WRITTEN EXERCISE
Repeat every line of the material below exactly, without changing anything.

** Start of SOURCE DATA **

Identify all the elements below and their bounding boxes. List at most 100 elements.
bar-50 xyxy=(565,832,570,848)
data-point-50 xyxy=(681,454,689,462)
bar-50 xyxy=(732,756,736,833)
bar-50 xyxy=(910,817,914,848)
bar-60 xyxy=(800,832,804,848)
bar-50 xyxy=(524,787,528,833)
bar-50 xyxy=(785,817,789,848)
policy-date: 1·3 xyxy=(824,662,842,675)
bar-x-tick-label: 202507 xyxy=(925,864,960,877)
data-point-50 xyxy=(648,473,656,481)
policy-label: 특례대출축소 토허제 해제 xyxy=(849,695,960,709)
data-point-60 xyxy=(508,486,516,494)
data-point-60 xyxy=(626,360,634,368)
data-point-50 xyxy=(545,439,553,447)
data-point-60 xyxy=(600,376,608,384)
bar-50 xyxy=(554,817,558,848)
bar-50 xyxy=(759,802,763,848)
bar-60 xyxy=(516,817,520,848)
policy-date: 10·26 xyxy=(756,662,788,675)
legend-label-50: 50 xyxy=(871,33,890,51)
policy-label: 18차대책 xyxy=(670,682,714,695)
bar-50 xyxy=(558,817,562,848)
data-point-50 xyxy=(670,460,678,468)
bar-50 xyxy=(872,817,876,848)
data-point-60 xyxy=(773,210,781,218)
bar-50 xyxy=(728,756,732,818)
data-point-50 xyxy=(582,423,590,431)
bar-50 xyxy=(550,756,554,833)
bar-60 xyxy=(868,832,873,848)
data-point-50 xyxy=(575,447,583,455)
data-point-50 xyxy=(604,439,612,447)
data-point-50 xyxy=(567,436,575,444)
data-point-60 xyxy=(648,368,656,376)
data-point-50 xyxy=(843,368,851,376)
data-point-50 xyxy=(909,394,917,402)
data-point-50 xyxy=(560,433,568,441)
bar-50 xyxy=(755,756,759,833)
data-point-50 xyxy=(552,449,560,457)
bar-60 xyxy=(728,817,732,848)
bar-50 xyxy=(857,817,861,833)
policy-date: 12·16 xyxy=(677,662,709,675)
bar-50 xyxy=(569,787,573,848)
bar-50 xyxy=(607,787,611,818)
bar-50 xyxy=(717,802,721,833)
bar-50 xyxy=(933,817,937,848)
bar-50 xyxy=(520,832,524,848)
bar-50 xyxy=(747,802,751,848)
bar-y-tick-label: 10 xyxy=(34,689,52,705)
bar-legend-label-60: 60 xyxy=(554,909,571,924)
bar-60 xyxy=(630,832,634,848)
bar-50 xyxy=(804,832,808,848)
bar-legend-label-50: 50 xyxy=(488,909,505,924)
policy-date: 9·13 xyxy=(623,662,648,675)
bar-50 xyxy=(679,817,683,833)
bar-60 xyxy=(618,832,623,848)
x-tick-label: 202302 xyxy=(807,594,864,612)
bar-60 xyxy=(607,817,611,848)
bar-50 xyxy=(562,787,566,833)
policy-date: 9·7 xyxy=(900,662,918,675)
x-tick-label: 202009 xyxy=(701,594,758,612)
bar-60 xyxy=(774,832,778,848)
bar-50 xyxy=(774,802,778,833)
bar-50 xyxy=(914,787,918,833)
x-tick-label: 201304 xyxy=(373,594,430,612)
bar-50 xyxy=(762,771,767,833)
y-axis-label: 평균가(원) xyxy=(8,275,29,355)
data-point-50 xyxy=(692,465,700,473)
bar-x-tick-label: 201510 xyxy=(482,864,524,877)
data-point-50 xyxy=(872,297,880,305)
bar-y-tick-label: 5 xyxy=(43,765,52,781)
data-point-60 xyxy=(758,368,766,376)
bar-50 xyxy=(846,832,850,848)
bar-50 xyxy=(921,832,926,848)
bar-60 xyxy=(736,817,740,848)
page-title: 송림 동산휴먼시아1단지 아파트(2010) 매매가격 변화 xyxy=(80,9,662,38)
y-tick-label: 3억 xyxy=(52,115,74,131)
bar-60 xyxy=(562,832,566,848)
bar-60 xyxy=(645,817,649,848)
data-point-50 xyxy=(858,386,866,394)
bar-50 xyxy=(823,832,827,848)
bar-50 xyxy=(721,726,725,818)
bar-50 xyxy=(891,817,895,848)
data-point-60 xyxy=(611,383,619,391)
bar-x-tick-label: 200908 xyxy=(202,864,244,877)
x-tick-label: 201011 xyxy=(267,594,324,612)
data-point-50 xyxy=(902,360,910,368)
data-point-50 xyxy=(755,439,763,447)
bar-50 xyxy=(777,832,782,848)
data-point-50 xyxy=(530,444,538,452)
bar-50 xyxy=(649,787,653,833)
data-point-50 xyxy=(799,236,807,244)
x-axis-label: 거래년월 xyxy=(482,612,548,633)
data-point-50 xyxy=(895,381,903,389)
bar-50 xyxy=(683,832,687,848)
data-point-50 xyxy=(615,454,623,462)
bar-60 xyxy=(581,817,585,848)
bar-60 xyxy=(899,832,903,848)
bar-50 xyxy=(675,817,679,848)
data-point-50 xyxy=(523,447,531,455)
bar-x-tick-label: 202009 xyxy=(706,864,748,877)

** End of SOURCE DATA **

RESULT OF THIS EXERCISE
Identify all the elements below and their bounding boxes. List at most 100 elements.
bar-50 xyxy=(565,832,570,848)
data-point-50 xyxy=(681,454,689,462)
bar-50 xyxy=(732,756,736,833)
bar-50 xyxy=(910,817,914,848)
bar-60 xyxy=(800,832,804,848)
bar-50 xyxy=(524,787,528,833)
bar-50 xyxy=(785,817,789,848)
policy-date: 1·3 xyxy=(824,662,842,675)
bar-x-tick-label: 202507 xyxy=(925,864,960,877)
data-point-50 xyxy=(648,473,656,481)
policy-label: 특례대출축소 토허제 해제 xyxy=(849,695,960,709)
data-point-60 xyxy=(508,486,516,494)
data-point-60 xyxy=(626,360,634,368)
data-point-50 xyxy=(545,439,553,447)
data-point-60 xyxy=(600,376,608,384)
bar-50 xyxy=(554,817,558,848)
bar-50 xyxy=(759,802,763,848)
bar-60 xyxy=(516,817,520,848)
policy-date: 10·26 xyxy=(756,662,788,675)
legend-label-50: 50 xyxy=(871,33,890,51)
policy-label: 18차대책 xyxy=(670,682,714,695)
bar-50 xyxy=(558,817,562,848)
data-point-50 xyxy=(670,460,678,468)
bar-50 xyxy=(872,817,876,848)
data-point-60 xyxy=(773,210,781,218)
bar-50 xyxy=(728,756,732,818)
data-point-50 xyxy=(582,423,590,431)
bar-50 xyxy=(550,756,554,833)
bar-60 xyxy=(868,832,873,848)
data-point-50 xyxy=(575,447,583,455)
data-point-50 xyxy=(604,439,612,447)
data-point-50 xyxy=(567,436,575,444)
data-point-60 xyxy=(648,368,656,376)
data-point-50 xyxy=(843,368,851,376)
data-point-50 xyxy=(909,394,917,402)
data-point-50 xyxy=(560,433,568,441)
bar-50 xyxy=(755,756,759,833)
data-point-50 xyxy=(552,449,560,457)
bar-60 xyxy=(728,817,732,848)
bar-50 xyxy=(857,817,861,833)
policy-date: 12·16 xyxy=(677,662,709,675)
bar-50 xyxy=(569,787,573,848)
bar-50 xyxy=(607,787,611,818)
bar-50 xyxy=(717,802,721,833)
bar-50 xyxy=(933,817,937,848)
bar-50 xyxy=(520,832,524,848)
bar-50 xyxy=(747,802,751,848)
bar-y-tick-label: 10 xyxy=(34,689,52,705)
bar-legend-label-60: 60 xyxy=(554,909,571,924)
bar-60 xyxy=(630,832,634,848)
bar-50 xyxy=(804,832,808,848)
bar-legend-label-50: 50 xyxy=(488,909,505,924)
policy-date: 9·13 xyxy=(623,662,648,675)
bar-50 xyxy=(679,817,683,833)
bar-60 xyxy=(618,832,623,848)
x-tick-label: 202302 xyxy=(807,594,864,612)
bar-60 xyxy=(607,817,611,848)
bar-50 xyxy=(562,787,566,833)
policy-date: 9·7 xyxy=(900,662,918,675)
x-tick-label: 202009 xyxy=(701,594,758,612)
bar-60 xyxy=(774,832,778,848)
bar-50 xyxy=(774,802,778,833)
bar-50 xyxy=(914,787,918,833)
x-tick-label: 201304 xyxy=(373,594,430,612)
bar-50 xyxy=(762,771,767,833)
y-axis-label: 평균가(원) xyxy=(8,275,29,355)
data-point-50 xyxy=(692,465,700,473)
bar-x-tick-label: 201510 xyxy=(482,864,524,877)
data-point-50 xyxy=(872,297,880,305)
bar-y-tick-label: 5 xyxy=(43,765,52,781)
data-point-60 xyxy=(758,368,766,376)
bar-50 xyxy=(846,832,850,848)
bar-50 xyxy=(921,832,926,848)
bar-60 xyxy=(736,817,740,848)
page-title: 송림 동산휴먼시아1단지 아파트(2010) 매매가격 변화 xyxy=(80,9,662,38)
y-tick-label: 3억 xyxy=(52,115,74,131)
bar-60 xyxy=(562,832,566,848)
bar-60 xyxy=(645,817,649,848)
data-point-50 xyxy=(858,386,866,394)
bar-50 xyxy=(823,832,827,848)
bar-50 xyxy=(721,726,725,818)
bar-50 xyxy=(891,817,895,848)
data-point-60 xyxy=(611,383,619,391)
bar-x-tick-label: 200908 xyxy=(202,864,244,877)
x-tick-label: 201011 xyxy=(267,594,324,612)
data-point-50 xyxy=(902,360,910,368)
data-point-50 xyxy=(755,439,763,447)
bar-50 xyxy=(777,832,782,848)
data-point-50 xyxy=(530,444,538,452)
bar-50 xyxy=(649,787,653,833)
data-point-50 xyxy=(799,236,807,244)
x-axis-label: 거래년월 xyxy=(482,612,548,633)
data-point-50 xyxy=(895,381,903,389)
bar-50 xyxy=(683,832,687,848)
data-point-50 xyxy=(615,454,623,462)
bar-60 xyxy=(581,817,585,848)
bar-60 xyxy=(899,832,903,848)
bar-50 xyxy=(675,817,679,848)
data-point-50 xyxy=(523,447,531,455)
bar-x-tick-label: 202009 xyxy=(706,864,748,877)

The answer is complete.